## Objective:
Copy out the listing that follows, exact in every word, and skip the images.

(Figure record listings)

▬▬▬

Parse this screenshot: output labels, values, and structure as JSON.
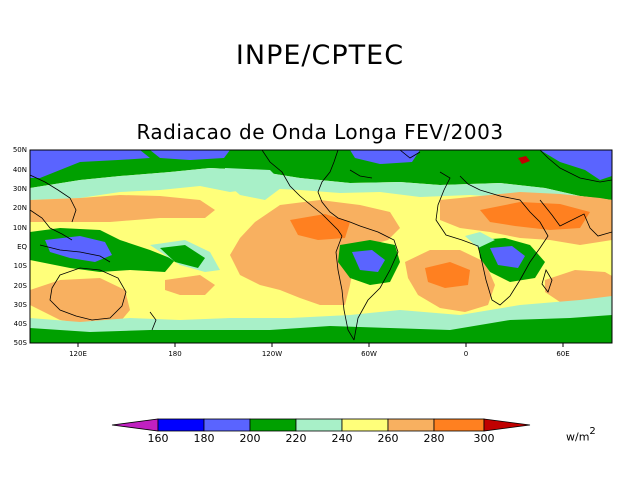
{
  "title": "INPE/CPTEC",
  "subtitle": "Radiacao de Onda Longa FEV/2003",
  "map": {
    "lat_labels": [
      "50N",
      "40N",
      "30N",
      "20N",
      "10N",
      "EQ",
      "10S",
      "20S",
      "30S",
      "40S",
      "50S"
    ],
    "lon_labels": [
      "120E",
      "180",
      "120W",
      "60W",
      "0",
      "60E"
    ]
  },
  "colorbar": {
    "ticks": [
      "160",
      "180",
      "200",
      "220",
      "240",
      "260",
      "280",
      "300"
    ],
    "colors": [
      "#c020c0",
      "#0000ff",
      "#5a64ff",
      "#00a000",
      "#a8f0c8",
      "#ffff7a",
      "#f8b060",
      "#ff8020",
      "#c00000"
    ],
    "units": "w/m",
    "units_exp": "2"
  }
}
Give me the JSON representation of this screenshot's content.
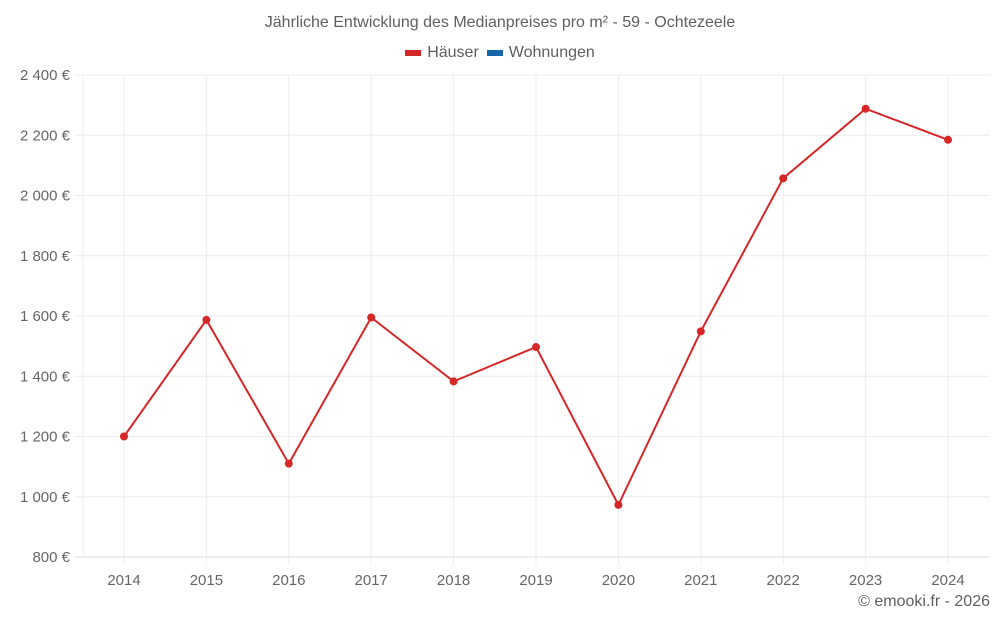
{
  "chart_data": {
    "type": "line",
    "title": "Jährliche Entwicklung des Medianpreises pro m² - 59 - Ochtezeele",
    "xlabel": "",
    "ylabel": "",
    "categories": [
      "2014",
      "2015",
      "2016",
      "2017",
      "2018",
      "2019",
      "2020",
      "2021",
      "2022",
      "2023",
      "2024"
    ],
    "series": [
      {
        "name": "Häuser",
        "color": "#d62728",
        "values": [
          1200,
          1587,
          1110,
          1595,
          1383,
          1497,
          973,
          1549,
          2057,
          2288,
          2185
        ]
      },
      {
        "name": "Wohnungen",
        "color": "#1565a8",
        "values": []
      }
    ],
    "ylim": [
      800,
      2400
    ],
    "yticks": [
      800,
      1000,
      1200,
      1400,
      1600,
      1800,
      2000,
      2200,
      2400
    ],
    "ytick_labels": [
      "800 €",
      "1 000 €",
      "1 200 €",
      "1 400 €",
      "1 600 €",
      "1 800 €",
      "2 000 €",
      "2 200 €",
      "2 400 €"
    ],
    "grid": true,
    "legend_position": "top"
  },
  "legend": {
    "items": [
      {
        "label": "Häuser",
        "color": "#d62728"
      },
      {
        "label": "Wohnungen",
        "color": "#1565a8"
      }
    ]
  },
  "credit": "© emooki.fr - 2026"
}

▬▬▬

## Output below:
Parse this screenshot: output labels, values, and structure as JSON.
{
  "title": "INPE/CPTEC",
  "subtitle": "Radiacao de Onda Longa FEV/2003",
  "map": {
    "lat_labels": [
      "50N",
      "40N",
      "30N",
      "20N",
      "10N",
      "EQ",
      "10S",
      "20S",
      "30S",
      "40S",
      "50S"
    ],
    "lon_labels": [
      "120E",
      "180",
      "120W",
      "60W",
      "0",
      "60E"
    ]
  },
  "colorbar": {
    "ticks": [
      "160",
      "180",
      "200",
      "220",
      "240",
      "260",
      "280",
      "300"
    ],
    "colors": [
      "#c020c0",
      "#0000ff",
      "#5a64ff",
      "#00a000",
      "#a8f0c8",
      "#ffff7a",
      "#f8b060",
      "#ff8020",
      "#c00000"
    ],
    "units": "w/m",
    "units_exp": "2"
  }
}
Give me the JSON representation of this screenshot's content.
{
  "chart_data": {
    "type": "line",
    "title": "Jährliche Entwicklung des Medianpreises pro m² - 59 - Ochtezeele",
    "xlabel": "",
    "ylabel": "",
    "categories": [
      "2014",
      "2015",
      "2016",
      "2017",
      "2018",
      "2019",
      "2020",
      "2021",
      "2022",
      "2023",
      "2024"
    ],
    "series": [
      {
        "name": "Häuser",
        "color": "#d62728",
        "values": [
          1200,
          1587,
          1110,
          1595,
          1383,
          1497,
          973,
          1549,
          2057,
          2288,
          2185
        ]
      },
      {
        "name": "Wohnungen",
        "color": "#1565a8",
        "values": []
      }
    ],
    "ylim": [
      800,
      2400
    ],
    "yticks": [
      800,
      1000,
      1200,
      1400,
      1600,
      1800,
      2000,
      2200,
      2400
    ],
    "ytick_labels": [
      "800 €",
      "1 000 €",
      "1 200 €",
      "1 400 €",
      "1 600 €",
      "1 800 €",
      "2 000 €",
      "2 200 €",
      "2 400 €"
    ],
    "grid": true,
    "legend_position": "top"
  },
  "legend": {
    "items": [
      {
        "label": "Häuser",
        "color": "#d62728"
      },
      {
        "label": "Wohnungen",
        "color": "#1565a8"
      }
    ]
  },
  "credit": "© emooki.fr - 2026"
}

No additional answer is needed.